◆ **DATA SUPPLIED**
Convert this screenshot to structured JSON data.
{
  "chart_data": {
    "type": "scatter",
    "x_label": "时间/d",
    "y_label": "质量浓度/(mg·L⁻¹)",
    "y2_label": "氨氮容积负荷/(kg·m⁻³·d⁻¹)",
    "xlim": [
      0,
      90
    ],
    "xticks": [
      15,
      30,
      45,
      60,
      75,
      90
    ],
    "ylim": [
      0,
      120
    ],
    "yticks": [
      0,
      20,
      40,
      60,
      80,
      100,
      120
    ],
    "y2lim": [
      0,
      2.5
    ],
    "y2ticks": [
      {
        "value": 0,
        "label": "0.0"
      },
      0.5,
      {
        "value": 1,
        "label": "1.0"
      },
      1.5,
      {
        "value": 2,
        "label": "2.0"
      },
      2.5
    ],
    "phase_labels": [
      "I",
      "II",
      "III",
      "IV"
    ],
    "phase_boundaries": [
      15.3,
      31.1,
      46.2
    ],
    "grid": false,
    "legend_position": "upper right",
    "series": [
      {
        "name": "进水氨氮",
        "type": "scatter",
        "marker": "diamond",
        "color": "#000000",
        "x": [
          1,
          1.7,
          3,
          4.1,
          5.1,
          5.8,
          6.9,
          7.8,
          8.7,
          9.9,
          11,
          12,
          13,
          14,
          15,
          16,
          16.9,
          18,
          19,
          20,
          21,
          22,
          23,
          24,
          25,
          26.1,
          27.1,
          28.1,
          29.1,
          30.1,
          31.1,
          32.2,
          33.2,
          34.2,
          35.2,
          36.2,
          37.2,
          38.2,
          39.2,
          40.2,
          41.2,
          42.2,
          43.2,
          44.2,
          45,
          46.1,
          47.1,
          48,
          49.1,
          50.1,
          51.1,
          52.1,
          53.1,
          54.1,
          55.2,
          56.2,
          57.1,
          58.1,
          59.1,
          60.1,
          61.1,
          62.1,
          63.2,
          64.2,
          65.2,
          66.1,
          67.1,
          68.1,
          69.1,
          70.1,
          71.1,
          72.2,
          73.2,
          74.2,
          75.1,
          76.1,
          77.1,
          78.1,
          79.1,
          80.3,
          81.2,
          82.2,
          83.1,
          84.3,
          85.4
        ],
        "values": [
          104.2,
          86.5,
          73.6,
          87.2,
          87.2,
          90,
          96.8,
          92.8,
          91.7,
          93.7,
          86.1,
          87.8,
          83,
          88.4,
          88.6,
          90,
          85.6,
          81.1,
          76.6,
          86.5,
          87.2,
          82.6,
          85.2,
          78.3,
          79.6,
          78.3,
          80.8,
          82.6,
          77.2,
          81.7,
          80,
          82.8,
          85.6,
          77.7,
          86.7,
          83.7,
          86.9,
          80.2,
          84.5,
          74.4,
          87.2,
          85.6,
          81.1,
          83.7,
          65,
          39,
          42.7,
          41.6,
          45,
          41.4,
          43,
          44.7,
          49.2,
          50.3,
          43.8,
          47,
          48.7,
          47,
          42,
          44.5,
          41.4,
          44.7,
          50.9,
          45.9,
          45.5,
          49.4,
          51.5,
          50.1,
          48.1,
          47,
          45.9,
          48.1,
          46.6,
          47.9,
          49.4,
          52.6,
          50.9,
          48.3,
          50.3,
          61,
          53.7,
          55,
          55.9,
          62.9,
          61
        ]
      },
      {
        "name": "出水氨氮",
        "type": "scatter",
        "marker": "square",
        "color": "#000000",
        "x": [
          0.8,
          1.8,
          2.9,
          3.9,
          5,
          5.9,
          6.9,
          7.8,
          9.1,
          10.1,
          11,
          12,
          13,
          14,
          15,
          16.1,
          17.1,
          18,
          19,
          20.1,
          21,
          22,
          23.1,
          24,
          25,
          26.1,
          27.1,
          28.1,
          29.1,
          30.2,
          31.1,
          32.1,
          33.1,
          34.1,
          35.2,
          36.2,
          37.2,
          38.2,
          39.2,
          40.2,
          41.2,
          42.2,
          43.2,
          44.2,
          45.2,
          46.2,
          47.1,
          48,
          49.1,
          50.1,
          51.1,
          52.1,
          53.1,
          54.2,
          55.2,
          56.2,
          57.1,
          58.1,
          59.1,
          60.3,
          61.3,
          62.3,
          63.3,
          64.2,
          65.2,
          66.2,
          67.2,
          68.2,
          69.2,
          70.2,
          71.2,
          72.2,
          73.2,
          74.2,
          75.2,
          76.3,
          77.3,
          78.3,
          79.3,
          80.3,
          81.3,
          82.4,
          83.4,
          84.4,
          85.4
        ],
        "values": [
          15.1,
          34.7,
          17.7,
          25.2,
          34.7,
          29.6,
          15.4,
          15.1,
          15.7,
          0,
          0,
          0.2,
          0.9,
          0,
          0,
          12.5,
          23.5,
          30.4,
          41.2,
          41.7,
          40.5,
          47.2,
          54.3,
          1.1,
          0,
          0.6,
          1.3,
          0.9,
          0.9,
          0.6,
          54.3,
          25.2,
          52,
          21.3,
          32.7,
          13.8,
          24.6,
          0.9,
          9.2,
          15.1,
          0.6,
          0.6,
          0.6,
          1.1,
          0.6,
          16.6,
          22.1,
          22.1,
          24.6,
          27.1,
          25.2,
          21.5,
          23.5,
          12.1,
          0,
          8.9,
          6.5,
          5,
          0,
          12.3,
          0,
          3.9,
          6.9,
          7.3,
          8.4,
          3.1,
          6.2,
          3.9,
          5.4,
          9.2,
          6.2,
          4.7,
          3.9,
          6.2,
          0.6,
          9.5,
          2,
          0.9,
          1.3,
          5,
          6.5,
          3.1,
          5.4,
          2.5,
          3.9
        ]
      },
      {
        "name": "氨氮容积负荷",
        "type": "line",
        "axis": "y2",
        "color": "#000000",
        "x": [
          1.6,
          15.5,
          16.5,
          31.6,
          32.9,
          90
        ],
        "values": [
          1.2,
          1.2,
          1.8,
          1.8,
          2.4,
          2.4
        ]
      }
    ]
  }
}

◆ **TASK GOAL**
Each line above must be reproduced exactly as it stands.

◆ **TASK SOLUTION**
Convert this screenshot to structured JSON data.
{
  "chart_data": {
    "type": "scatter",
    "x_label": "时间/d",
    "y_label": "质量浓度/(mg·L⁻¹)",
    "y2_label": "氨氮容积负荷/(kg·m⁻³·d⁻¹)",
    "xlim": [
      0,
      90
    ],
    "xticks": [
      15,
      30,
      45,
      60,
      75,
      90
    ],
    "ylim": [
      0,
      120
    ],
    "yticks": [
      0,
      20,
      40,
      60,
      80,
      100,
      120
    ],
    "y2lim": [
      0,
      2.5
    ],
    "y2ticks": [
      {
        "value": 0,
        "label": "0.0"
      },
      0.5,
      {
        "value": 1,
        "label": "1.0"
      },
      1.5,
      {
        "value": 2,
        "label": "2.0"
      },
      2.5
    ],
    "phase_labels": [
      "I",
      "II",
      "III",
      "IV"
    ],
    "phase_boundaries": [
      15.3,
      31.1,
      46.2
    ],
    "grid": false,
    "legend_position": "upper right",
    "series": [
      {
        "name": "进水氨氮",
        "type": "scatter",
        "marker": "diamond",
        "color": "#000000",
        "x": [
          1,
          1.7,
          3,
          4.1,
          5.1,
          5.8,
          6.9,
          7.8,
          8.7,
          9.9,
          11,
          12,
          13,
          14,
          15,
          16,
          16.9,
          18,
          19,
          20,
          21,
          22,
          23,
          24,
          25,
          26.1,
          27.1,
          28.1,
          29.1,
          30.1,
          31.1,
          32.2,
          33.2,
          34.2,
          35.2,
          36.2,
          37.2,
          38.2,
          39.2,
          40.2,
          41.2,
          42.2,
          43.2,
          44.2,
          45,
          46.1,
          47.1,
          48,
          49.1,
          50.1,
          51.1,
          52.1,
          53.1,
          54.1,
          55.2,
          56.2,
          57.1,
          58.1,
          59.1,
          60.1,
          61.1,
          62.1,
          63.2,
          64.2,
          65.2,
          66.1,
          67.1,
          68.1,
          69.1,
          70.1,
          71.1,
          72.2,
          73.2,
          74.2,
          75.1,
          76.1,
          77.1,
          78.1,
          79.1,
          80.3,
          81.2,
          82.2,
          83.1,
          84.3,
          85.4
        ],
        "values": [
          104.2,
          86.5,
          73.6,
          87.2,
          87.2,
          90,
          96.8,
          92.8,
          91.7,
          93.7,
          86.1,
          87.8,
          83,
          88.4,
          88.6,
          90,
          85.6,
          81.1,
          76.6,
          86.5,
          87.2,
          82.6,
          85.2,
          78.3,
          79.6,
          78.3,
          80.8,
          82.6,
          77.2,
          81.7,
          80,
          82.8,
          85.6,
          77.7,
          86.7,
          83.7,
          86.9,
          80.2,
          84.5,
          74.4,
          87.2,
          85.6,
          81.1,
          83.7,
          65,
          39,
          42.7,
          41.6,
          45,
          41.4,
          43,
          44.7,
          49.2,
          50.3,
          43.8,
          47,
          48.7,
          47,
          42,
          44.5,
          41.4,
          44.7,
          50.9,
          45.9,
          45.5,
          49.4,
          51.5,
          50.1,
          48.1,
          47,
          45.9,
          48.1,
          46.6,
          47.9,
          49.4,
          52.6,
          50.9,
          48.3,
          50.3,
          61,
          53.7,
          55,
          55.9,
          62.9,
          61
        ]
      },
      {
        "name": "出水氨氮",
        "type": "scatter",
        "marker": "square",
        "color": "#000000",
        "x": [
          0.8,
          1.8,
          2.9,
          3.9,
          5,
          5.9,
          6.9,
          7.8,
          9.1,
          10.1,
          11,
          12,
          13,
          14,
          15,
          16.1,
          17.1,
          18,
          19,
          20.1,
          21,
          22,
          23.1,
          24,
          25,
          26.1,
          27.1,
          28.1,
          29.1,
          30.2,
          31.1,
          32.1,
          33.1,
          34.1,
          35.2,
          36.2,
          37.2,
          38.2,
          39.2,
          40.2,
          41.2,
          42.2,
          43.2,
          44.2,
          45.2,
          46.2,
          47.1,
          48,
          49.1,
          50.1,
          51.1,
          52.1,
          53.1,
          54.2,
          55.2,
          56.2,
          57.1,
          58.1,
          59.1,
          60.3,
          61.3,
          62.3,
          63.3,
          64.2,
          65.2,
          66.2,
          67.2,
          68.2,
          69.2,
          70.2,
          71.2,
          72.2,
          73.2,
          74.2,
          75.2,
          76.3,
          77.3,
          78.3,
          79.3,
          80.3,
          81.3,
          82.4,
          83.4,
          84.4,
          85.4
        ],
        "values": [
          15.1,
          34.7,
          17.7,
          25.2,
          34.7,
          29.6,
          15.4,
          15.1,
          15.7,
          0,
          0,
          0.2,
          0.9,
          0,
          0,
          12.5,
          23.5,
          30.4,
          41.2,
          41.7,
          40.5,
          47.2,
          54.3,
          1.1,
          0,
          0.6,
          1.3,
          0.9,
          0.9,
          0.6,
          54.3,
          25.2,
          52,
          21.3,
          32.7,
          13.8,
          24.6,
          0.9,
          9.2,
          15.1,
          0.6,
          0.6,
          0.6,
          1.1,
          0.6,
          16.6,
          22.1,
          22.1,
          24.6,
          27.1,
          25.2,
          21.5,
          23.5,
          12.1,
          0,
          8.9,
          6.5,
          5,
          0,
          12.3,
          0,
          3.9,
          6.9,
          7.3,
          8.4,
          3.1,
          6.2,
          3.9,
          5.4,
          9.2,
          6.2,
          4.7,
          3.9,
          6.2,
          0.6,
          9.5,
          2,
          0.9,
          1.3,
          5,
          6.5,
          3.1,
          5.4,
          2.5,
          3.9
        ]
      },
      {
        "name": "氨氮容积负荷",
        "type": "line",
        "axis": "y2",
        "color": "#000000",
        "x": [
          1.6,
          15.5,
          16.5,
          31.6,
          32.9,
          90
        ],
        "values": [
          1.2,
          1.2,
          1.8,
          1.8,
          2.4,
          2.4
        ]
      }
    ]
  }
}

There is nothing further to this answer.